Copy every record word for word.

◆ **DATA RECORDS**
************
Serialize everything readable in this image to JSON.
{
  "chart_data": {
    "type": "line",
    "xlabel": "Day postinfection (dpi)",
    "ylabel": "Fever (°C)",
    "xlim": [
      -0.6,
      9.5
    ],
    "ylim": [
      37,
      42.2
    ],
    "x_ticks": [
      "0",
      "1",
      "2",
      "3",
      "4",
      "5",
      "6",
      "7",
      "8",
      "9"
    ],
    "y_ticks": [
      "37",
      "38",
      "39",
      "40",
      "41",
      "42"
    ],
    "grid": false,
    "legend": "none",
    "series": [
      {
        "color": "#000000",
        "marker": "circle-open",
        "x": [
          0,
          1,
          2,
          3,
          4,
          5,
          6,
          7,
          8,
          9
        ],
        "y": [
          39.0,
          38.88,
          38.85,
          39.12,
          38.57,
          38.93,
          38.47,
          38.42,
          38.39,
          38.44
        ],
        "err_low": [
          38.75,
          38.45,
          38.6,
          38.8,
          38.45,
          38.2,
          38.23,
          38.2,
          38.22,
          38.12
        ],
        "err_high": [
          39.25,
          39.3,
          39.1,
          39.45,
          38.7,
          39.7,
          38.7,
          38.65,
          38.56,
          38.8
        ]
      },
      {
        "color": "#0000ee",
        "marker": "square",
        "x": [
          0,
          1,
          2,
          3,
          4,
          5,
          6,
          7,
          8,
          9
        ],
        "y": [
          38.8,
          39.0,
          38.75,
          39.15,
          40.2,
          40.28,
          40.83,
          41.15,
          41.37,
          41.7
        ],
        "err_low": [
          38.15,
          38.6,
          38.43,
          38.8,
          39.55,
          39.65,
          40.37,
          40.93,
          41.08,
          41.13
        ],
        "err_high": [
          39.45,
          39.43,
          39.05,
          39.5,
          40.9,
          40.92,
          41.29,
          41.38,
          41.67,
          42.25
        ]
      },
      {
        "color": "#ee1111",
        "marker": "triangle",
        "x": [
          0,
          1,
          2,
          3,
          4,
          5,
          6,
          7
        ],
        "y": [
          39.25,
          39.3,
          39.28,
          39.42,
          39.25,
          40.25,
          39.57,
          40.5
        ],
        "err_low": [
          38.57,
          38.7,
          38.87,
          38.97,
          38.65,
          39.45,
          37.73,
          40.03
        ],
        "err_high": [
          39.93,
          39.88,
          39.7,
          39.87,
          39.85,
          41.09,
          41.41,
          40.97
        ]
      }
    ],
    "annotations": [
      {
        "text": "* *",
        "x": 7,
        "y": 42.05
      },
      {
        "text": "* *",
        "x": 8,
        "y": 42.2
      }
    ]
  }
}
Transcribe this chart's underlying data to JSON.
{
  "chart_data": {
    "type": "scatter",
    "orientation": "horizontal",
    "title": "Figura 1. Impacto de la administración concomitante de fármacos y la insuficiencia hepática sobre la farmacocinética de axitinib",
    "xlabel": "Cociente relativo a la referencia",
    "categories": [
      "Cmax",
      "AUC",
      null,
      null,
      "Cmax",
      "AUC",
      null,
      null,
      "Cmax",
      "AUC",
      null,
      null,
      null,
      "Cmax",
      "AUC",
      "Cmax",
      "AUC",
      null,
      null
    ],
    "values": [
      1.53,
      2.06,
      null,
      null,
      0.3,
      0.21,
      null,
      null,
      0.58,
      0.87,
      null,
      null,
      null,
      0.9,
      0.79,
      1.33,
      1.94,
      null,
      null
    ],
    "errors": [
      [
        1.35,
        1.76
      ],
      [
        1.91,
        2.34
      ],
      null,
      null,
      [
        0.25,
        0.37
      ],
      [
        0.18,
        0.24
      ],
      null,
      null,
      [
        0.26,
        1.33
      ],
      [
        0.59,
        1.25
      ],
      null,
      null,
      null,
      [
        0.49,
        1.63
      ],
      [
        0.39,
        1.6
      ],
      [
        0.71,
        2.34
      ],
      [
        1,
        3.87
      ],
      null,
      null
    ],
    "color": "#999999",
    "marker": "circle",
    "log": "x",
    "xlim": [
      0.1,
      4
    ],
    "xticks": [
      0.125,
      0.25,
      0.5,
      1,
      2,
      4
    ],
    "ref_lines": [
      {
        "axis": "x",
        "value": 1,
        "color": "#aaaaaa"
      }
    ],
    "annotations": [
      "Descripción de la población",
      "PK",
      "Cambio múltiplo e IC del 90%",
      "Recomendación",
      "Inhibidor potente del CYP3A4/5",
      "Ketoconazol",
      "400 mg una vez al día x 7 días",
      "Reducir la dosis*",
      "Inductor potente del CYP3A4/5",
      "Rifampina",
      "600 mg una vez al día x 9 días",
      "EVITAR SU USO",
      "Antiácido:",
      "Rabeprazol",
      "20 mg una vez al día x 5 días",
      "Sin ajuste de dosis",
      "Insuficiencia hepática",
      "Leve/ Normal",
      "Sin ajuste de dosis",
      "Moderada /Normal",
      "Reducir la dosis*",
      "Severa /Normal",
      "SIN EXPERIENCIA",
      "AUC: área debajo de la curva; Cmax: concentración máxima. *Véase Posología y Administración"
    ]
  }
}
************
◆ **FULL OUTPUT**
Serialize everything readable in this image to JSON.
{
  "chart_data": {
    "type": "line",
    "xlabel": "Day postinfection (dpi)",
    "ylabel": "Fever (°C)",
    "xlim": [
      -0.6,
      9.5
    ],
    "ylim": [
      37,
      42.2
    ],
    "x_ticks": [
      "0",
      "1",
      "2",
      "3",
      "4",
      "5",
      "6",
      "7",
      "8",
      "9"
    ],
    "y_ticks": [
      "37",
      "38",
      "39",
      "40",
      "41",
      "42"
    ],
    "grid": false,
    "legend": "none",
    "series": [
      {
        "color": "#000000",
        "marker": "circle-open",
        "x": [
          0,
          1,
          2,
          3,
          4,
          5,
          6,
          7,
          8,
          9
        ],
        "y": [
          39.0,
          38.88,
          38.85,
          39.12,
          38.57,
          38.93,
          38.47,
          38.42,
          38.39,
          38.44
        ],
        "err_low": [
          38.75,
          38.45,
          38.6,
          38.8,
          38.45,
          38.2,
          38.23,
          38.2,
          38.22,
          38.12
        ],
        "err_high": [
          39.25,
          39.3,
          39.1,
          39.45,
          38.7,
          39.7,
          38.7,
          38.65,
          38.56,
          38.8
        ]
      },
      {
        "color": "#0000ee",
        "marker": "square",
        "x": [
          0,
          1,
          2,
          3,
          4,
          5,
          6,
          7,
          8,
          9
        ],
        "y": [
          38.8,
          39.0,
          38.75,
          39.15,
          40.2,
          40.28,
          40.83,
          41.15,
          41.37,
          41.7
        ],
        "err_low": [
          38.15,
          38.6,
          38.43,
          38.8,
          39.55,
          39.65,
          40.37,
          40.93,
          41.08,
          41.13
        ],
        "err_high": [
          39.45,
          39.43,
          39.05,
          39.5,
          40.9,
          40.92,
          41.29,
          41.38,
          41.67,
          42.25
        ]
      },
      {
        "color": "#ee1111",
        "marker": "triangle",
        "x": [
          0,
          1,
          2,
          3,
          4,
          5,
          6,
          7
        ],
        "y": [
          39.25,
          39.3,
          39.28,
          39.42,
          39.25,
          40.25,
          39.57,
          40.5
        ],
        "err_low": [
          38.57,
          38.7,
          38.87,
          38.97,
          38.65,
          39.45,
          37.73,
          40.03
        ],
        "err_high": [
          39.93,
          39.88,
          39.7,
          39.87,
          39.85,
          41.09,
          41.41,
          40.97
        ]
      }
    ],
    "annotations": [
      {
        "text": "* *",
        "x": 7,
        "y": 42.05
      },
      {
        "text": "* *",
        "x": 8,
        "y": 42.2
      }
    ]
  }
}
Transcribe this chart's underlying data to JSON.
{
  "chart_data": {
    "type": "scatter",
    "orientation": "horizontal",
    "title": "Figura 1. Impacto de la administración concomitante de fármacos y la insuficiencia hepática sobre la farmacocinética de axitinib",
    "xlabel": "Cociente relativo a la referencia",
    "categories": [
      "Cmax",
      "AUC",
      null,
      null,
      "Cmax",
      "AUC",
      null,
      null,
      "Cmax",
      "AUC",
      null,
      null,
      null,
      "Cmax",
      "AUC",
      "Cmax",
      "AUC",
      null,
      null
    ],
    "values": [
      1.53,
      2.06,
      null,
      null,
      0.3,
      0.21,
      null,
      null,
      0.58,
      0.87,
      null,
      null,
      null,
      0.9,
      0.79,
      1.33,
      1.94,
      null,
      null
    ],
    "errors": [
      [
        1.35,
        1.76
      ],
      [
        1.91,
        2.34
      ],
      null,
      null,
      [
        0.25,
        0.37
      ],
      [
        0.18,
        0.24
      ],
      null,
      null,
      [
        0.26,
        1.33
      ],
      [
        0.59,
        1.25
      ],
      null,
      null,
      null,
      [
        0.49,
        1.63
      ],
      [
        0.39,
        1.6
      ],
      [
        0.71,
        2.34
      ],
      [
        1,
        3.87
      ],
      null,
      null
    ],
    "color": "#999999",
    "marker": "circle",
    "log": "x",
    "xlim": [
      0.1,
      4
    ],
    "xticks": [
      0.125,
      0.25,
      0.5,
      1,
      2,
      4
    ],
    "ref_lines": [
      {
        "axis": "x",
        "value": 1,
        "color": "#aaaaaa"
      }
    ],
    "annotations": [
      "Descripción de la población",
      "PK",
      "Cambio múltiplo e IC del 90%",
      "Recomendación",
      "Inhibidor potente del CYP3A4/5",
      "Ketoconazol",
      "400 mg una vez al día x 7 días",
      "Reducir la dosis*",
      "Inductor potente del CYP3A4/5",
      "Rifampina",
      "600 mg una vez al día x 9 días",
      "EVITAR SU USO",
      "Antiácido:",
      "Rabeprazol",
      "20 mg una vez al día x 5 días",
      "Sin ajuste de dosis",
      "Insuficiencia hepática",
      "Leve/ Normal",
      "Sin ajuste de dosis",
      "Moderada /Normal",
      "Reducir la dosis*",
      "Severa /Normal",
      "SIN EXPERIENCIA",
      "AUC: área debajo de la curva; Cmax: concentración máxima. *Véase Posología y Administración"
    ]
  }
}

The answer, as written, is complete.